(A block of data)
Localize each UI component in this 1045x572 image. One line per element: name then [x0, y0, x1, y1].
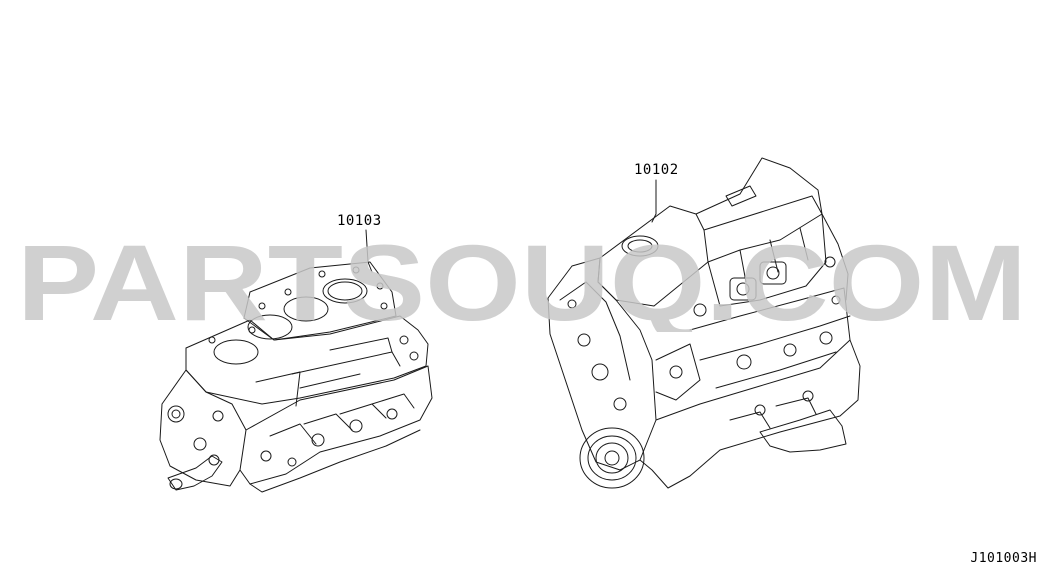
short-block-engine-drawing: [159, 229, 433, 493]
short-block-part-number[interactable]: 10103: [337, 213, 382, 229]
long-block-engine-drawing: [547, 157, 861, 489]
long-block-part-number[interactable]: 10102: [634, 162, 679, 178]
diagram-code: J101003H: [970, 551, 1037, 566]
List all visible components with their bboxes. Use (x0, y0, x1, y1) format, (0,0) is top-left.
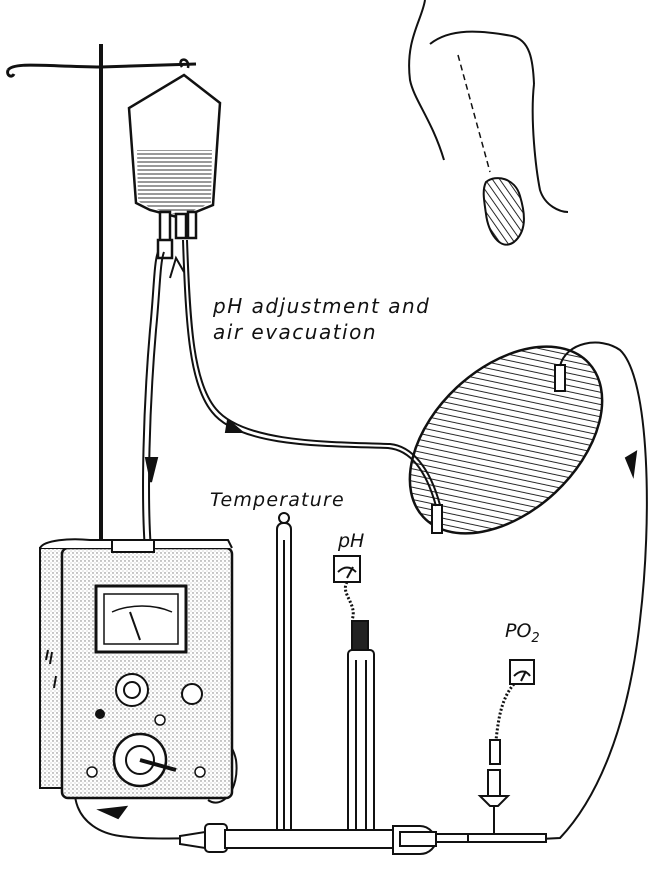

» **Exercise description**:
Rewrite every line of the entries with "bboxes" switched to "bounding boxes" and nothing else altered. Leave out the pictures.

» **Reply**:
Localize each UI component in this 1045x572 image. One line per element: name then [x0, y0, x1, y1].
short-block-engine-drawing: [159, 229, 433, 493]
short-block-part-number[interactable]: 10103: [337, 213, 382, 229]
long-block-engine-drawing: [547, 157, 861, 489]
long-block-part-number[interactable]: 10102: [634, 162, 679, 178]
diagram-code: J101003H: [970, 551, 1037, 566]
List all visible components with their bounding boxes. Use (x0, y0, x1, y1) format, (0,0) is top-left.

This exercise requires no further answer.